Input ::
[Begin]

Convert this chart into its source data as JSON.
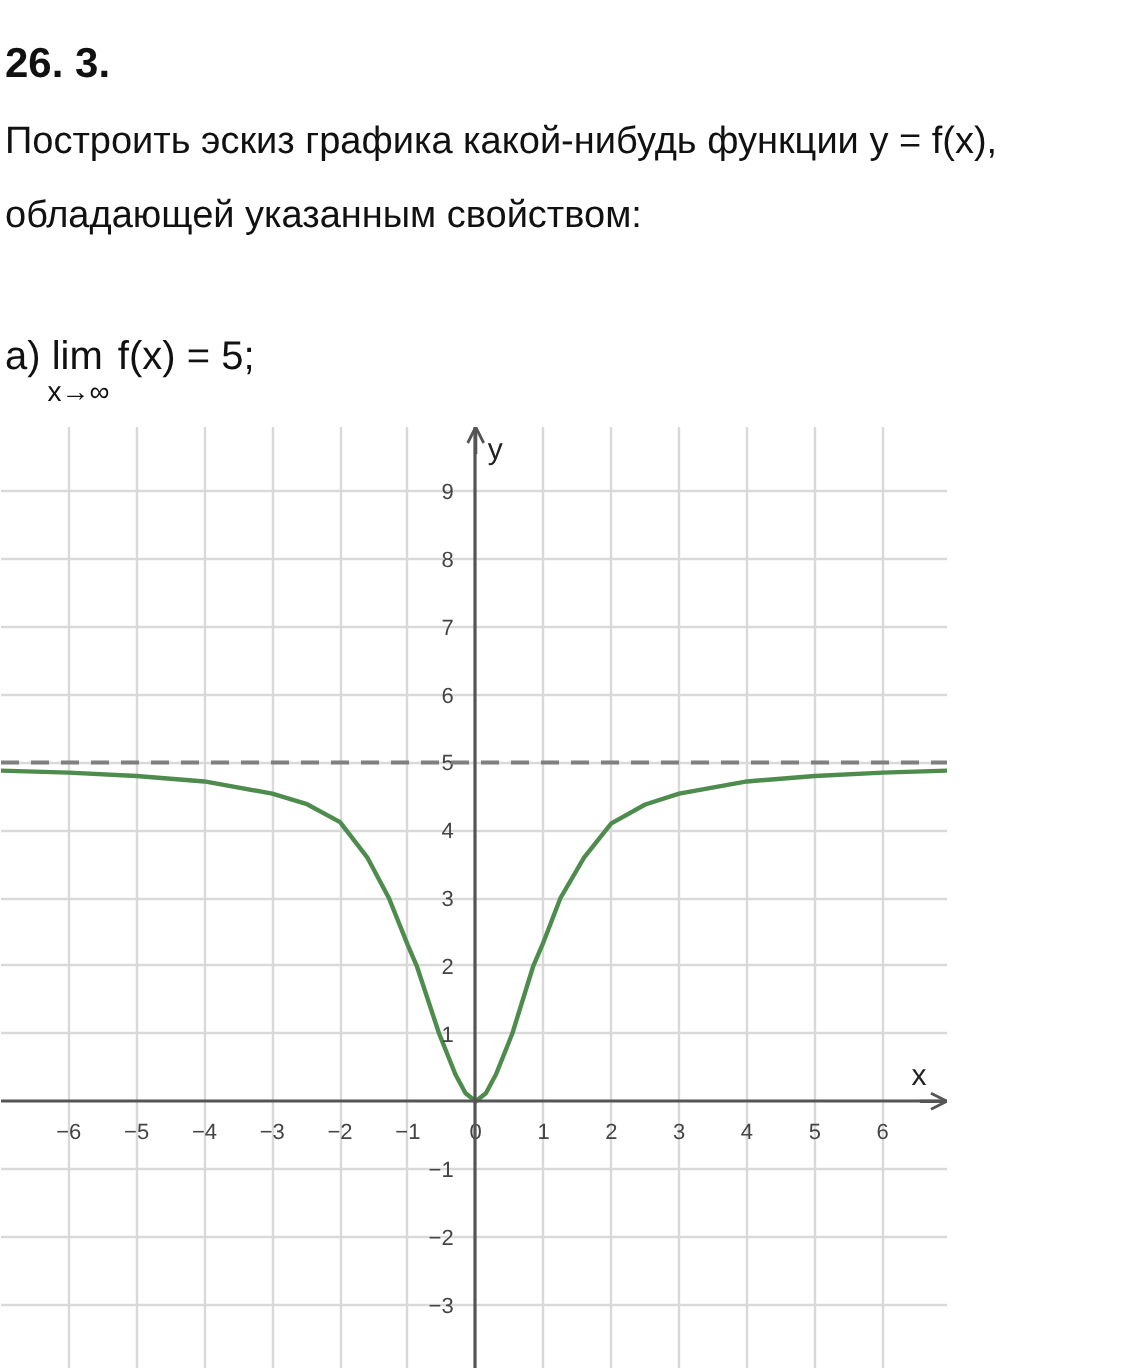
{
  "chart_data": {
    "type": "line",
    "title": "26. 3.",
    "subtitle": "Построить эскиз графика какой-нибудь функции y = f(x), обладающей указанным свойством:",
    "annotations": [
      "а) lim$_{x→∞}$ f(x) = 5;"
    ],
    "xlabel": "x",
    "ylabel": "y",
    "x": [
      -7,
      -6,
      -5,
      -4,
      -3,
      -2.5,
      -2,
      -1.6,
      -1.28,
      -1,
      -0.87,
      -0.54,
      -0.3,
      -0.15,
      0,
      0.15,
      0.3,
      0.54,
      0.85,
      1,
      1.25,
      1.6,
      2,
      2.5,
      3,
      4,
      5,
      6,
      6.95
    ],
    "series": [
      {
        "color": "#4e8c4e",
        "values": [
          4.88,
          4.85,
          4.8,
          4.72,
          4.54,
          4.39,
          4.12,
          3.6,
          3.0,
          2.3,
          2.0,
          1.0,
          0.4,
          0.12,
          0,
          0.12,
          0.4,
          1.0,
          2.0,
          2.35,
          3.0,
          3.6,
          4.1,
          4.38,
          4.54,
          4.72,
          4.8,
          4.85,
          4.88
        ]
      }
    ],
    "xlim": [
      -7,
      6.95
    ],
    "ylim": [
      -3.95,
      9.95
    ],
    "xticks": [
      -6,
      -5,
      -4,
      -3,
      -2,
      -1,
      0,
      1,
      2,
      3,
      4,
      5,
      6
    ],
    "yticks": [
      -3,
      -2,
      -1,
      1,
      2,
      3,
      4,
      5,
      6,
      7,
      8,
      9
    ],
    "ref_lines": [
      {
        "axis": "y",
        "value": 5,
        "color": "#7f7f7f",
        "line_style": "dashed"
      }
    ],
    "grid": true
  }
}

[End]

What the exercise asks ::
Each line of the data should be quoted exactly, with pictures left out.

Task solution ::
Convert this chart into its source data as JSON.
{
  "chart_data": {
    "type": "line",
    "title": "26. 3.",
    "subtitle": "Построить эскиз графика какой-нибудь функции y = f(x), обладающей указанным свойством:",
    "annotations": [
      "а) lim$_{x→∞}$ f(x) = 5;"
    ],
    "xlabel": "x",
    "ylabel": "y",
    "x": [
      -7,
      -6,
      -5,
      -4,
      -3,
      -2.5,
      -2,
      -1.6,
      -1.28,
      -1,
      -0.87,
      -0.54,
      -0.3,
      -0.15,
      0,
      0.15,
      0.3,
      0.54,
      0.85,
      1,
      1.25,
      1.6,
      2,
      2.5,
      3,
      4,
      5,
      6,
      6.95
    ],
    "series": [
      {
        "color": "#4e8c4e",
        "values": [
          4.88,
          4.85,
          4.8,
          4.72,
          4.54,
          4.39,
          4.12,
          3.6,
          3.0,
          2.3,
          2.0,
          1.0,
          0.4,
          0.12,
          0,
          0.12,
          0.4,
          1.0,
          2.0,
          2.35,
          3.0,
          3.6,
          4.1,
          4.38,
          4.54,
          4.72,
          4.8,
          4.85,
          4.88
        ]
      }
    ],
    "xlim": [
      -7,
      6.95
    ],
    "ylim": [
      -3.95,
      9.95
    ],
    "xticks": [
      -6,
      -5,
      -4,
      -3,
      -2,
      -1,
      0,
      1,
      2,
      3,
      4,
      5,
      6
    ],
    "yticks": [
      -3,
      -2,
      -1,
      1,
      2,
      3,
      4,
      5,
      6,
      7,
      8,
      9
    ],
    "ref_lines": [
      {
        "axis": "y",
        "value": 5,
        "color": "#7f7f7f",
        "line_style": "dashed"
      }
    ],
    "grid": true
  }
}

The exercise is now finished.